===== Extracted records
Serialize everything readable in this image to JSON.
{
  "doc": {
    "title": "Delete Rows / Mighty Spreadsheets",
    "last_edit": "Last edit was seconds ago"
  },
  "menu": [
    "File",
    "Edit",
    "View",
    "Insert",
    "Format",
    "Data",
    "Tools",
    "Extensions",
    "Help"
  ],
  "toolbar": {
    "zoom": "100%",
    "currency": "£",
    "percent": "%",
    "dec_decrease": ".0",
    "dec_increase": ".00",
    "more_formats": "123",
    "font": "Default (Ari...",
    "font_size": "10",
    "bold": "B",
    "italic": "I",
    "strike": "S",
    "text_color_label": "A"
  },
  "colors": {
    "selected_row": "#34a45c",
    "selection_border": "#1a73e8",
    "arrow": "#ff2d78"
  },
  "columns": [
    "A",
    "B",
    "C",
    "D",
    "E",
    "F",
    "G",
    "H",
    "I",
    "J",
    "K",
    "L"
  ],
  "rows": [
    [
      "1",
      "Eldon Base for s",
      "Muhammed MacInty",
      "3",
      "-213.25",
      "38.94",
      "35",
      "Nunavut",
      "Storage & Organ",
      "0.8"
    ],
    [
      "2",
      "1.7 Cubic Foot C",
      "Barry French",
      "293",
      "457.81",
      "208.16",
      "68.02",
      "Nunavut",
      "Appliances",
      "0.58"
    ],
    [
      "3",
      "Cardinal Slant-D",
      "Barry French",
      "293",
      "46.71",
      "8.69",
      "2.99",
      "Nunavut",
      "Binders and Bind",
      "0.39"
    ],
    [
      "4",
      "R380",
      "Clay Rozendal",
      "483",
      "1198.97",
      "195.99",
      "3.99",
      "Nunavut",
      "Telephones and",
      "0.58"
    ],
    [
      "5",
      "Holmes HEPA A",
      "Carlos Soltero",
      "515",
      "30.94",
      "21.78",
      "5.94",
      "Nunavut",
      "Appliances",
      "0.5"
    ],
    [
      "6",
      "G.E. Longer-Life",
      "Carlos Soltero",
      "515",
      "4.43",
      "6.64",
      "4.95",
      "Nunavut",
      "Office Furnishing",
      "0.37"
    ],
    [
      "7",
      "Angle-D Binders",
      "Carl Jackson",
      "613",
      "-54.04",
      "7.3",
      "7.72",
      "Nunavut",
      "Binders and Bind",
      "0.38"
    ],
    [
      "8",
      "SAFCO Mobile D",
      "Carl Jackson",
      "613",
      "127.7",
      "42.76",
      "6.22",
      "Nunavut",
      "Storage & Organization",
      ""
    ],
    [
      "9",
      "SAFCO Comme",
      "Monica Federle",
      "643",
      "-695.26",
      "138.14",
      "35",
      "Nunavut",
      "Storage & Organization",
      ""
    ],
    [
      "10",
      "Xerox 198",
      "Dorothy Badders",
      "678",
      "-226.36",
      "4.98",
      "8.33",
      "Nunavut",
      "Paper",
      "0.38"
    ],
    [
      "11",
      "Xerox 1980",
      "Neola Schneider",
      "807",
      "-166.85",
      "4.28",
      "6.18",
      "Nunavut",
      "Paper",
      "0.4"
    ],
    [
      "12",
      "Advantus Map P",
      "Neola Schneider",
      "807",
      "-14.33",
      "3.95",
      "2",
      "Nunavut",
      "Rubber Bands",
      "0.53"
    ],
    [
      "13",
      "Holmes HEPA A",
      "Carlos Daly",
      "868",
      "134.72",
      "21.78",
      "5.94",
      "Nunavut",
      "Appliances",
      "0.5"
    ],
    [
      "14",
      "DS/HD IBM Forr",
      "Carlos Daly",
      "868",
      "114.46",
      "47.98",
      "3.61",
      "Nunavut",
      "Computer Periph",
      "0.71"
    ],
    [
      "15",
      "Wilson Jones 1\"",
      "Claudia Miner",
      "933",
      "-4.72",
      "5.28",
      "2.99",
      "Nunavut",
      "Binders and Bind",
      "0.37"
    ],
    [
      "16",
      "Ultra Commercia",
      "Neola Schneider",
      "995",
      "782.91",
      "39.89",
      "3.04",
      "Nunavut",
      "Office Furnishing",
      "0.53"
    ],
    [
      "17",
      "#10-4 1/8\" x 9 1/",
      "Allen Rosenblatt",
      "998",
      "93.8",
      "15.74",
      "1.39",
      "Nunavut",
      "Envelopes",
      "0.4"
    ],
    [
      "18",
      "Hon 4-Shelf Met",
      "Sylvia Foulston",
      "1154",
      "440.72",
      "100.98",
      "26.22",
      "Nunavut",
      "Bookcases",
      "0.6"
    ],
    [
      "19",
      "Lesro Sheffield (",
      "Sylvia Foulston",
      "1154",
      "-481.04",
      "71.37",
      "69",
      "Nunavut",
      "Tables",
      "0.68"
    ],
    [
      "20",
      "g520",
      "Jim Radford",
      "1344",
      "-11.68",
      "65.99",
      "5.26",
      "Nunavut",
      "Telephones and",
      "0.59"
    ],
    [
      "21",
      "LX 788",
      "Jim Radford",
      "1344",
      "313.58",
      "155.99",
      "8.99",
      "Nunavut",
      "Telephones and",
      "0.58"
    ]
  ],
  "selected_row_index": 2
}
==========
* [Set problem]
Every line of the data above should be copied exactly.

* [Response for this exercise]
Serialize everything readable in this image to JSON.
{
  "doc": {
    "title": "Delete Rows / Mighty Spreadsheets",
    "last_edit": "Last edit was seconds ago"
  },
  "menu": [
    "File",
    "Edit",
    "View",
    "Insert",
    "Format",
    "Data",
    "Tools",
    "Extensions",
    "Help"
  ],
  "toolbar": {
    "zoom": "100%",
    "currency": "£",
    "percent": "%",
    "dec_decrease": ".0",
    "dec_increase": ".00",
    "more_formats": "123",
    "font": "Default (Ari...",
    "font_size": "10",
    "bold": "B",
    "italic": "I",
    "strike": "S",
    "text_color_label": "A"
  },
  "colors": {
    "selected_row": "#34a45c",
    "selection_border": "#1a73e8",
    "arrow": "#ff2d78"
  },
  "columns": [
    "A",
    "B",
    "C",
    "D",
    "E",
    "F",
    "G",
    "H",
    "I",
    "J",
    "K",
    "L"
  ],
  "rows": [
    [
      "1",
      "Eldon Base for s",
      "Muhammed MacInty",
      "3",
      "-213.25",
      "38.94",
      "35",
      "Nunavut",
      "Storage & Organ",
      "0.8"
    ],
    [
      "2",
      "1.7 Cubic Foot C",
      "Barry French",
      "293",
      "457.81",
      "208.16",
      "68.02",
      "Nunavut",
      "Appliances",
      "0.58"
    ],
    [
      "3",
      "Cardinal Slant-D",
      "Barry French",
      "293",
      "46.71",
      "8.69",
      "2.99",
      "Nunavut",
      "Binders and Bind",
      "0.39"
    ],
    [
      "4",
      "R380",
      "Clay Rozendal",
      "483",
      "1198.97",
      "195.99",
      "3.99",
      "Nunavut",
      "Telephones and",
      "0.58"
    ],
    [
      "5",
      "Holmes HEPA A",
      "Carlos Soltero",
      "515",
      "30.94",
      "21.78",
      "5.94",
      "Nunavut",
      "Appliances",
      "0.5"
    ],
    [
      "6",
      "G.E. Longer-Life",
      "Carlos Soltero",
      "515",
      "4.43",
      "6.64",
      "4.95",
      "Nunavut",
      "Office Furnishing",
      "0.37"
    ],
    [
      "7",
      "Angle-D Binders",
      "Carl Jackson",
      "613",
      "-54.04",
      "7.3",
      "7.72",
      "Nunavut",
      "Binders and Bind",
      "0.38"
    ],
    [
      "8",
      "SAFCO Mobile D",
      "Carl Jackson",
      "613",
      "127.7",
      "42.76",
      "6.22",
      "Nunavut",
      "Storage & Organization",
      ""
    ],
    [
      "9",
      "SAFCO Comme",
      "Monica Federle",
      "643",
      "-695.26",
      "138.14",
      "35",
      "Nunavut",
      "Storage & Organization",
      ""
    ],
    [
      "10",
      "Xerox 198",
      "Dorothy Badders",
      "678",
      "-226.36",
      "4.98",
      "8.33",
      "Nunavut",
      "Paper",
      "0.38"
    ],
    [
      "11",
      "Xerox 1980",
      "Neola Schneider",
      "807",
      "-166.85",
      "4.28",
      "6.18",
      "Nunavut",
      "Paper",
      "0.4"
    ],
    [
      "12",
      "Advantus Map P",
      "Neola Schneider",
      "807",
      "-14.33",
      "3.95",
      "2",
      "Nunavut",
      "Rubber Bands",
      "0.53"
    ],
    [
      "13",
      "Holmes HEPA A",
      "Carlos Daly",
      "868",
      "134.72",
      "21.78",
      "5.94",
      "Nunavut",
      "Appliances",
      "0.5"
    ],
    [
      "14",
      "DS/HD IBM Forr",
      "Carlos Daly",
      "868",
      "114.46",
      "47.98",
      "3.61",
      "Nunavut",
      "Computer Periph",
      "0.71"
    ],
    [
      "15",
      "Wilson Jones 1\"",
      "Claudia Miner",
      "933",
      "-4.72",
      "5.28",
      "2.99",
      "Nunavut",
      "Binders and Bind",
      "0.37"
    ],
    [
      "16",
      "Ultra Commercia",
      "Neola Schneider",
      "995",
      "782.91",
      "39.89",
      "3.04",
      "Nunavut",
      "Office Furnishing",
      "0.53"
    ],
    [
      "17",
      "#10-4 1/8\" x 9 1/",
      "Allen Rosenblatt",
      "998",
      "93.8",
      "15.74",
      "1.39",
      "Nunavut",
      "Envelopes",
      "0.4"
    ],
    [
      "18",
      "Hon 4-Shelf Met",
      "Sylvia Foulston",
      "1154",
      "440.72",
      "100.98",
      "26.22",
      "Nunavut",
      "Bookcases",
      "0.6"
    ],
    [
      "19",
      "Lesro Sheffield (",
      "Sylvia Foulston",
      "1154",
      "-481.04",
      "71.37",
      "69",
      "Nunavut",
      "Tables",
      "0.68"
    ],
    [
      "20",
      "g520",
      "Jim Radford",
      "1344",
      "-11.68",
      "65.99",
      "5.26",
      "Nunavut",
      "Telephones and",
      "0.59"
    ],
    [
      "21",
      "LX 788",
      "Jim Radford",
      "1344",
      "313.58",
      "155.99",
      "8.99",
      "Nunavut",
      "Telephones and",
      "0.58"
    ]
  ],
  "selected_row_index": 2
}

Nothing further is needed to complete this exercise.